## Start

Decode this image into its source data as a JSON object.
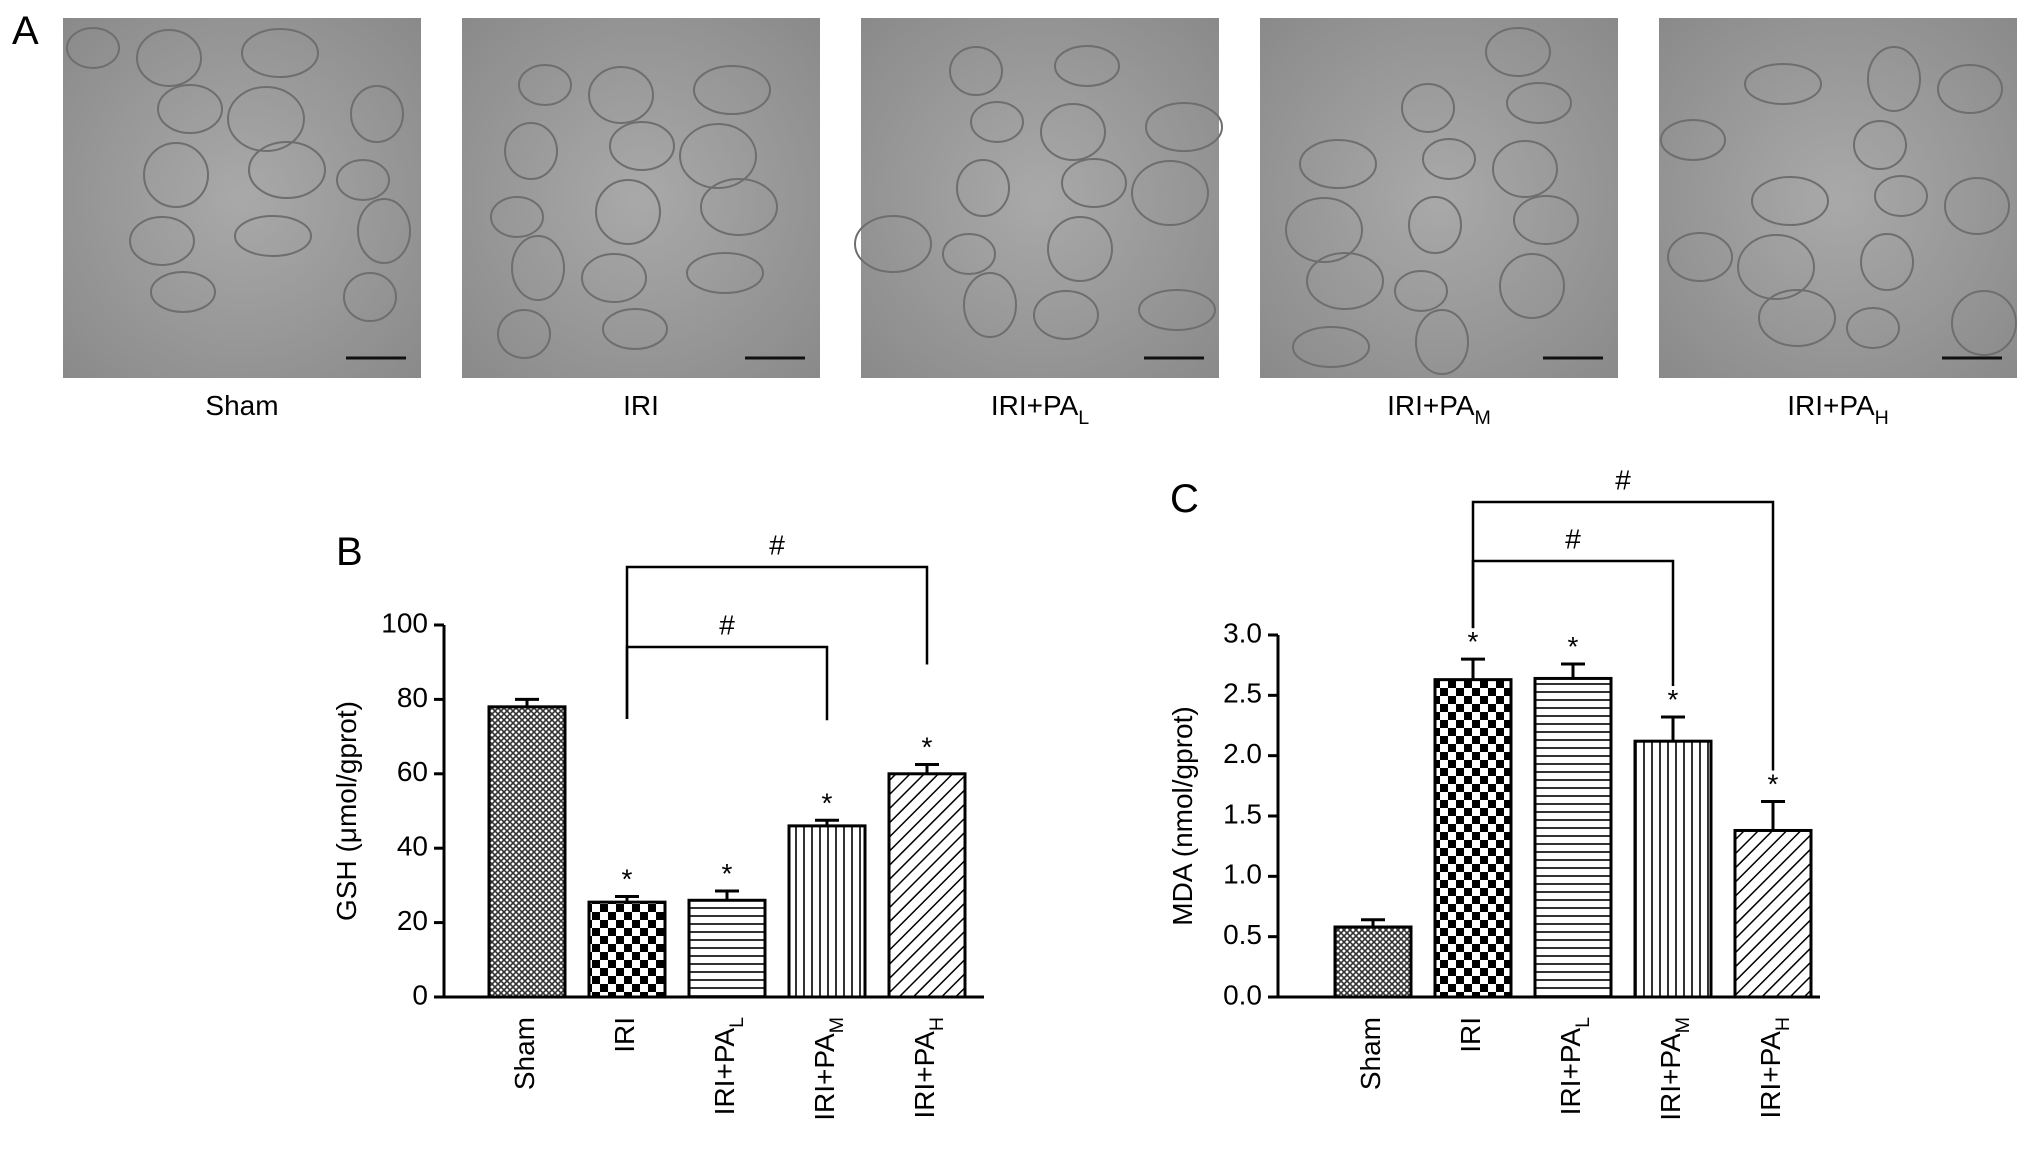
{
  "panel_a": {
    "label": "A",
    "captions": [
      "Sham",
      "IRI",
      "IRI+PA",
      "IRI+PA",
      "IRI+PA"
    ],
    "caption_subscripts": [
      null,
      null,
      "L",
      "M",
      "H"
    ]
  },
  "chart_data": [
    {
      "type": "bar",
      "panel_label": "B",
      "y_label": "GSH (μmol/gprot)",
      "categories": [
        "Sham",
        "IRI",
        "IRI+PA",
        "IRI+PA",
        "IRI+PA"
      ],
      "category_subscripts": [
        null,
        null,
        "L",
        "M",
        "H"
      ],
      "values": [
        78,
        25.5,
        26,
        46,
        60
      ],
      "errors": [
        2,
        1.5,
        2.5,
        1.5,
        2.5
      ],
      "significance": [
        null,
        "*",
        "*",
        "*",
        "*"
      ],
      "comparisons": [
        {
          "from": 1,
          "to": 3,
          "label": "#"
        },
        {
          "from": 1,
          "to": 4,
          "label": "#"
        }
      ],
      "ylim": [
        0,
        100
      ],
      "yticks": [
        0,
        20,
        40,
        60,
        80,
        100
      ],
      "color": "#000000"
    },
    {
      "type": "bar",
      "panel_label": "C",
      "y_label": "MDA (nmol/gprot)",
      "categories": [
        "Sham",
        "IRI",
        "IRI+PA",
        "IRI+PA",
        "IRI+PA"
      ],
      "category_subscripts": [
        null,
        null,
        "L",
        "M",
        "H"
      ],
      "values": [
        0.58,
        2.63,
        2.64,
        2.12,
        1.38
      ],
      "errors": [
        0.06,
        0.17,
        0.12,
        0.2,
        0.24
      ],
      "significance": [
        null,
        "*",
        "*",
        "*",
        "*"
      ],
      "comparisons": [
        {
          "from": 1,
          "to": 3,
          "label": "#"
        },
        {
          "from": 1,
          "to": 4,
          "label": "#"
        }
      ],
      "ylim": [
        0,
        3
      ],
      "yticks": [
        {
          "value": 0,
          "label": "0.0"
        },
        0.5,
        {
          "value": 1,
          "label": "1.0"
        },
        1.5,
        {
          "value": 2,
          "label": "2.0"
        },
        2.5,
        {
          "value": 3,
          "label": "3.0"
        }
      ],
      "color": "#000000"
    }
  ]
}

## End

[TASK REQUIREMENTS]:
Give an exact copy of the material, leaving out every picture.

[ANSWER TO THIS PROBLEM]:
Decode this image into its source data as a JSON object.
{
  "panel_a": {
    "label": "A",
    "captions": [
      "Sham",
      "IRI",
      "IRI+PA",
      "IRI+PA",
      "IRI+PA"
    ],
    "caption_subscripts": [
      null,
      null,
      "L",
      "M",
      "H"
    ]
  },
  "chart_data": [
    {
      "type": "bar",
      "panel_label": "B",
      "y_label": "GSH (μmol/gprot)",
      "categories": [
        "Sham",
        "IRI",
        "IRI+PA",
        "IRI+PA",
        "IRI+PA"
      ],
      "category_subscripts": [
        null,
        null,
        "L",
        "M",
        "H"
      ],
      "values": [
        78,
        25.5,
        26,
        46,
        60
      ],
      "errors": [
        2,
        1.5,
        2.5,
        1.5,
        2.5
      ],
      "significance": [
        null,
        "*",
        "*",
        "*",
        "*"
      ],
      "comparisons": [
        {
          "from": 1,
          "to": 3,
          "label": "#"
        },
        {
          "from": 1,
          "to": 4,
          "label": "#"
        }
      ],
      "ylim": [
        0,
        100
      ],
      "yticks": [
        0,
        20,
        40,
        60,
        80,
        100
      ],
      "color": "#000000"
    },
    {
      "type": "bar",
      "panel_label": "C",
      "y_label": "MDA (nmol/gprot)",
      "categories": [
        "Sham",
        "IRI",
        "IRI+PA",
        "IRI+PA",
        "IRI+PA"
      ],
      "category_subscripts": [
        null,
        null,
        "L",
        "M",
        "H"
      ],
      "values": [
        0.58,
        2.63,
        2.64,
        2.12,
        1.38
      ],
      "errors": [
        0.06,
        0.17,
        0.12,
        0.2,
        0.24
      ],
      "significance": [
        null,
        "*",
        "*",
        "*",
        "*"
      ],
      "comparisons": [
        {
          "from": 1,
          "to": 3,
          "label": "#"
        },
        {
          "from": 1,
          "to": 4,
          "label": "#"
        }
      ],
      "ylim": [
        0,
        3
      ],
      "yticks": [
        {
          "value": 0,
          "label": "0.0"
        },
        0.5,
        {
          "value": 1,
          "label": "1.0"
        },
        1.5,
        {
          "value": 2,
          "label": "2.0"
        },
        2.5,
        {
          "value": 3,
          "label": "3.0"
        }
      ],
      "color": "#000000"
    }
  ]
}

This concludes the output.